Requirement: Copy the lines holding the word "mesurant", all of them.

Task data:

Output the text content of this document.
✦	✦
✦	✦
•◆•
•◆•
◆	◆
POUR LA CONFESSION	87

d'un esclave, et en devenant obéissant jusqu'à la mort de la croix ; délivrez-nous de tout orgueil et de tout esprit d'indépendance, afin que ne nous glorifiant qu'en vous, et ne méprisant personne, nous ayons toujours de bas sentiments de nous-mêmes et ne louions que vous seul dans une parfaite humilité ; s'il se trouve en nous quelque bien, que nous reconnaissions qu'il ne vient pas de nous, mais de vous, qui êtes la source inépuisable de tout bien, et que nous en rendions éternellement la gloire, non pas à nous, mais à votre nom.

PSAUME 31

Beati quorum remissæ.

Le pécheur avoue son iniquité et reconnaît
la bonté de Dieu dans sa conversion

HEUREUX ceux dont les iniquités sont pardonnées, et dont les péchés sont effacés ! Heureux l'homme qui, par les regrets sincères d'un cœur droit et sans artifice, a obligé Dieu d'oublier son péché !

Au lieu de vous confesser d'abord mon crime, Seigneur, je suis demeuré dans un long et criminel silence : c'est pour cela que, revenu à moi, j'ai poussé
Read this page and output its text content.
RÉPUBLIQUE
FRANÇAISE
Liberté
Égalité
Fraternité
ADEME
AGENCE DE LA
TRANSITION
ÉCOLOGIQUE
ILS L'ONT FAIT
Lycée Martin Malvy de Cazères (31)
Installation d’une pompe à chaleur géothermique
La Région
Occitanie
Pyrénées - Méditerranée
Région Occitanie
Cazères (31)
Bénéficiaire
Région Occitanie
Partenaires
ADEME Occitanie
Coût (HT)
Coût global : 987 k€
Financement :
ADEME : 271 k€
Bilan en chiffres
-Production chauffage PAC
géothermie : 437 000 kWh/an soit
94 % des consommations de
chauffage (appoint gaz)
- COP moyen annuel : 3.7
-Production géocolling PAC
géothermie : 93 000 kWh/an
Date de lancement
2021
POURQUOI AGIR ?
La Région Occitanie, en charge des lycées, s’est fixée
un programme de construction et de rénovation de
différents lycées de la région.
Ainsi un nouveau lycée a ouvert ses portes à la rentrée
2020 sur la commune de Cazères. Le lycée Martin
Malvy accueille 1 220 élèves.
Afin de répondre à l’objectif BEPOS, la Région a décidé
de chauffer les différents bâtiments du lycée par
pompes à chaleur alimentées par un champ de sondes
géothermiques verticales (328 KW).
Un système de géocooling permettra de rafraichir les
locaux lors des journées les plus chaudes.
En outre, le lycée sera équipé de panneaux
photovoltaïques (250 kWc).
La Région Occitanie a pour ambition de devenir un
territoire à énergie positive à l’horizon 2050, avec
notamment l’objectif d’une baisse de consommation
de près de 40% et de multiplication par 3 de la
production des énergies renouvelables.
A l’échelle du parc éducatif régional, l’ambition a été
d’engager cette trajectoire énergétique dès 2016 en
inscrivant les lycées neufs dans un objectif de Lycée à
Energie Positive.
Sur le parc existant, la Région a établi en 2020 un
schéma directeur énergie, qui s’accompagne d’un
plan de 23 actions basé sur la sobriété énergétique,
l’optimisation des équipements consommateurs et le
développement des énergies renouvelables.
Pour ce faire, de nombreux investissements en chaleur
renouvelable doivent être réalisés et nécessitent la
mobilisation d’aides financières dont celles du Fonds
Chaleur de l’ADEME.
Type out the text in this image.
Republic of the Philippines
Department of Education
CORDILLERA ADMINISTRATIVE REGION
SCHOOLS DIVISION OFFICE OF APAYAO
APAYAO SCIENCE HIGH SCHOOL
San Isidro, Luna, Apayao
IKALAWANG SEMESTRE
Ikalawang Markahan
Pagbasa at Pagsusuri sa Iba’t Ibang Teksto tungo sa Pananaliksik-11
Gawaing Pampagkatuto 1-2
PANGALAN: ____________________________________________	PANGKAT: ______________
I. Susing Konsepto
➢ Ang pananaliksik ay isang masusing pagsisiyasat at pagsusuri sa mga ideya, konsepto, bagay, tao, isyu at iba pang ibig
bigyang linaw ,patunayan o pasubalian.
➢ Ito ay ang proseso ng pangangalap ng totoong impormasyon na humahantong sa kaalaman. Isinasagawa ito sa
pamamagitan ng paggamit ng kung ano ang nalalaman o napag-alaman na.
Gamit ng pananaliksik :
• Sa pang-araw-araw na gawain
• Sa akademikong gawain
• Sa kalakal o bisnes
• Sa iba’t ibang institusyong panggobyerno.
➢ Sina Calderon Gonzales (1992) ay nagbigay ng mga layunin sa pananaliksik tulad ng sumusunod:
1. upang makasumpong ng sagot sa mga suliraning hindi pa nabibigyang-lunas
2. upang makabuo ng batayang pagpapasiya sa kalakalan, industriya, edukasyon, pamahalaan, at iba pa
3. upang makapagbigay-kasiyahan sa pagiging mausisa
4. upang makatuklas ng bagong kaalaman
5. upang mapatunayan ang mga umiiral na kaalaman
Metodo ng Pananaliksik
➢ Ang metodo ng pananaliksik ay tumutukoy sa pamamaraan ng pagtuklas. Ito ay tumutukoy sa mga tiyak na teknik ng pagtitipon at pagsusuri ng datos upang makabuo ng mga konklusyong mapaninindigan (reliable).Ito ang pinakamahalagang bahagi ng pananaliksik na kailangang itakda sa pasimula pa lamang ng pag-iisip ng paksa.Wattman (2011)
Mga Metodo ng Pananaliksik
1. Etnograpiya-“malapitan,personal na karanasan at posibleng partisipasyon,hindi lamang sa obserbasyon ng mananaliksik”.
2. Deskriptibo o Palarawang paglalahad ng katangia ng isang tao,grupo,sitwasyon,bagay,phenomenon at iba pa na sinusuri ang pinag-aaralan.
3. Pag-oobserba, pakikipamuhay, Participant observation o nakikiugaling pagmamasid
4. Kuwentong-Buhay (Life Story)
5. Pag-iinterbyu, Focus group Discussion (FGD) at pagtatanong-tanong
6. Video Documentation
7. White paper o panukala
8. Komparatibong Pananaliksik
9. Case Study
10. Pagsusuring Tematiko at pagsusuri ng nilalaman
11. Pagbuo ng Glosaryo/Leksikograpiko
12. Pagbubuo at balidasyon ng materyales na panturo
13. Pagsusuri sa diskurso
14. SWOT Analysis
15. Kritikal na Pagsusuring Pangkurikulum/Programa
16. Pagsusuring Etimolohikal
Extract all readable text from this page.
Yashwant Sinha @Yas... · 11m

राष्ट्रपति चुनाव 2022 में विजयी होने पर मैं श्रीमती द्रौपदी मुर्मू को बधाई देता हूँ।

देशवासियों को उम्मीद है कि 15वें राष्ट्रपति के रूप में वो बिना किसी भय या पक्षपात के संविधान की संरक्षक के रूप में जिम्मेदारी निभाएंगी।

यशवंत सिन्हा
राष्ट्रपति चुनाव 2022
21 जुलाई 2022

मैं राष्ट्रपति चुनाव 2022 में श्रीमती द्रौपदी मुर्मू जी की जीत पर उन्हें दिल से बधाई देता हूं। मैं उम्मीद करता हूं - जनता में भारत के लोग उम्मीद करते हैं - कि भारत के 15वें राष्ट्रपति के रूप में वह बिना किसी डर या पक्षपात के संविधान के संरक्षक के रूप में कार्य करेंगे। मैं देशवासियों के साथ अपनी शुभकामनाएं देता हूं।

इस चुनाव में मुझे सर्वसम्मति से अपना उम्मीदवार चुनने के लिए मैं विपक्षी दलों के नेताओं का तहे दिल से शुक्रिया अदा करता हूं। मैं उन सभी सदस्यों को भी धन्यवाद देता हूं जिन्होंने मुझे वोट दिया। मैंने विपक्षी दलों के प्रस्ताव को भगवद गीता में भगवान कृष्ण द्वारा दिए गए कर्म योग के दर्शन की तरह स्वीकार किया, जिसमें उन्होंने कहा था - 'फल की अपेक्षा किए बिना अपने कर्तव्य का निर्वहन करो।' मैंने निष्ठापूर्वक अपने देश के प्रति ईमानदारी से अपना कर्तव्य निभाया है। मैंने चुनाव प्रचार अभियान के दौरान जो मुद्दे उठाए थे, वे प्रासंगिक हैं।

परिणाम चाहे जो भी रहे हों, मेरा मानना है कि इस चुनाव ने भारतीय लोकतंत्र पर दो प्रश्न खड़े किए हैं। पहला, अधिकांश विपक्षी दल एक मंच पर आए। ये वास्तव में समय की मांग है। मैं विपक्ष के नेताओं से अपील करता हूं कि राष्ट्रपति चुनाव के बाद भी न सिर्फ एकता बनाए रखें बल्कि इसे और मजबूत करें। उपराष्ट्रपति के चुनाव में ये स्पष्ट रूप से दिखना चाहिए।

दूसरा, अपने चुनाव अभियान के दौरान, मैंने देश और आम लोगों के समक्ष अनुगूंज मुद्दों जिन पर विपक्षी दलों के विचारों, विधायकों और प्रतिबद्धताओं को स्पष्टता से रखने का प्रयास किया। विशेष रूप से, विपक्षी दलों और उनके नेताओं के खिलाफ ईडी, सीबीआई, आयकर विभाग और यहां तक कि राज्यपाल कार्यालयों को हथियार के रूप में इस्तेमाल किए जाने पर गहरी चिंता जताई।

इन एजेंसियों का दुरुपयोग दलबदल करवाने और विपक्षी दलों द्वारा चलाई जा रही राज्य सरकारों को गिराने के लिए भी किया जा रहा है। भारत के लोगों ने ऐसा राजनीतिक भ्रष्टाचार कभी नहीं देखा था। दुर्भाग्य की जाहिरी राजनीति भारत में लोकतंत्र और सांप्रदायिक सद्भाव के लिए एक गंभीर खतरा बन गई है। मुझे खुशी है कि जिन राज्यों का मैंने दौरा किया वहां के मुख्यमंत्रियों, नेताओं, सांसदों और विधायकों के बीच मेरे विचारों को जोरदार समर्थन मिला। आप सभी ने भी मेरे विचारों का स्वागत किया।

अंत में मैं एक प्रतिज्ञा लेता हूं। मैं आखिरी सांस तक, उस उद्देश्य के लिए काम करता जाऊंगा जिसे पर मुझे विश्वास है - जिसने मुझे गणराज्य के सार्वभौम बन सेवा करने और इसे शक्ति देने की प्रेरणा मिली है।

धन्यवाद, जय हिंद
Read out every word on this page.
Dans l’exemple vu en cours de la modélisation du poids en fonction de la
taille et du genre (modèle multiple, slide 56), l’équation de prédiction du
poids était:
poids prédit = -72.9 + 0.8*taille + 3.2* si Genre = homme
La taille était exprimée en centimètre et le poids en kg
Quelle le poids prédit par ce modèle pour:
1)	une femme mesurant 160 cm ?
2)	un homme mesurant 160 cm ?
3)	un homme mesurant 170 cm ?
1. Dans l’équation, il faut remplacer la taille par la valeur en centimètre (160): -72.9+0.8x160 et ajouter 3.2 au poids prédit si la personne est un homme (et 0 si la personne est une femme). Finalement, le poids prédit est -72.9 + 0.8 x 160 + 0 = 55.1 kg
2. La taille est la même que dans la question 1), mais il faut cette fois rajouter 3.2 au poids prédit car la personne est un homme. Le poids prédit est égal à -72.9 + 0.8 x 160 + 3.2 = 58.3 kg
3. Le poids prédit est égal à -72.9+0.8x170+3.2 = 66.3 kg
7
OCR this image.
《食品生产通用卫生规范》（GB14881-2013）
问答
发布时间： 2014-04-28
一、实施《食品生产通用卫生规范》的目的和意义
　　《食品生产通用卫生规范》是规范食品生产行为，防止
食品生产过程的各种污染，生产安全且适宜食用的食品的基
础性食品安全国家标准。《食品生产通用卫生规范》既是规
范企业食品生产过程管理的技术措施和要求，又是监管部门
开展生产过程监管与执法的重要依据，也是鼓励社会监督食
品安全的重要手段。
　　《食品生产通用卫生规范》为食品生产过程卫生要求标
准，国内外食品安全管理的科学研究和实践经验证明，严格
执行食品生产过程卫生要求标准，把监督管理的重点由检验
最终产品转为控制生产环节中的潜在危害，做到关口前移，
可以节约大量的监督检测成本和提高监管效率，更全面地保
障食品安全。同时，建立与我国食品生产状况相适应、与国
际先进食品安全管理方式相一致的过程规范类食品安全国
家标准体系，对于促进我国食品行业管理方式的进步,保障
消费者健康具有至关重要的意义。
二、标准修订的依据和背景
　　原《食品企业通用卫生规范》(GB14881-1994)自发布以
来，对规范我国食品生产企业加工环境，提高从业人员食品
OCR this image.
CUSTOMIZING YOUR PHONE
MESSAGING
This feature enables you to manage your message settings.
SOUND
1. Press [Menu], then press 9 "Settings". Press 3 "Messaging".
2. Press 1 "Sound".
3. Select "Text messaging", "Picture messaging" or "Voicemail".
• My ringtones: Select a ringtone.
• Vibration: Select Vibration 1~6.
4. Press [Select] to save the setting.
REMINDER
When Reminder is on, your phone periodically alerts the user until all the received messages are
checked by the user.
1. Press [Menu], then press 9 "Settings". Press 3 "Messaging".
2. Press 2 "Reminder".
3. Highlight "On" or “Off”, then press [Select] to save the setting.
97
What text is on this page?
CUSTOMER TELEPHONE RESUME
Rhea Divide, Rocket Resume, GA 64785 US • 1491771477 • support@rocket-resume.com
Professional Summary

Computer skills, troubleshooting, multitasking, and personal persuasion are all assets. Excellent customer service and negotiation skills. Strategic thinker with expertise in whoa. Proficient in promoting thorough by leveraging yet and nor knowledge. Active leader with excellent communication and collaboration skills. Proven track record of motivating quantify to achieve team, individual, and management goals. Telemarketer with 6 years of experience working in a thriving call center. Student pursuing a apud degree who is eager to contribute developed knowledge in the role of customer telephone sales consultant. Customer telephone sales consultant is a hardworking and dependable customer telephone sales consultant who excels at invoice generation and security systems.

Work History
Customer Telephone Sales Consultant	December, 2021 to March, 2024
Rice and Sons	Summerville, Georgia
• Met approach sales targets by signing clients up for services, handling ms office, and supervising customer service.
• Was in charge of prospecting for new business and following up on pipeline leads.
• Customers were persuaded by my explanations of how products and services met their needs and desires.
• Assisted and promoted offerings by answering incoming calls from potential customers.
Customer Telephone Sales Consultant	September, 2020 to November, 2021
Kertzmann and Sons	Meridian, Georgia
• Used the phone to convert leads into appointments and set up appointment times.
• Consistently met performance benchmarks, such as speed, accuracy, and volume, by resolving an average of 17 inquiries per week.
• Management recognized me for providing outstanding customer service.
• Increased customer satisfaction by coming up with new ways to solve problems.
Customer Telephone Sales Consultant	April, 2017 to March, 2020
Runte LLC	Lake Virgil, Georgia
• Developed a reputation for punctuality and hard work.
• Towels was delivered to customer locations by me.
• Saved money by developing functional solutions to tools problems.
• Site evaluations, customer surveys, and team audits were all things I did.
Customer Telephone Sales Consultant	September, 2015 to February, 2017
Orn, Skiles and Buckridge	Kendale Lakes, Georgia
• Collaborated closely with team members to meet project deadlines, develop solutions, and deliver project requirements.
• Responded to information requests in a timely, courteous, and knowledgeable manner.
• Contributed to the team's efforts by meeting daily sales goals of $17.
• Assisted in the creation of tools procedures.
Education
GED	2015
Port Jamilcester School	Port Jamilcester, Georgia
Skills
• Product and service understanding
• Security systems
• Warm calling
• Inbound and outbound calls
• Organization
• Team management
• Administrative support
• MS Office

Task solution:
1)	une femme mesurant 160 cm ?
2)	un homme mesurant 160 cm ?
3)	un homme mesurant 170 cm ?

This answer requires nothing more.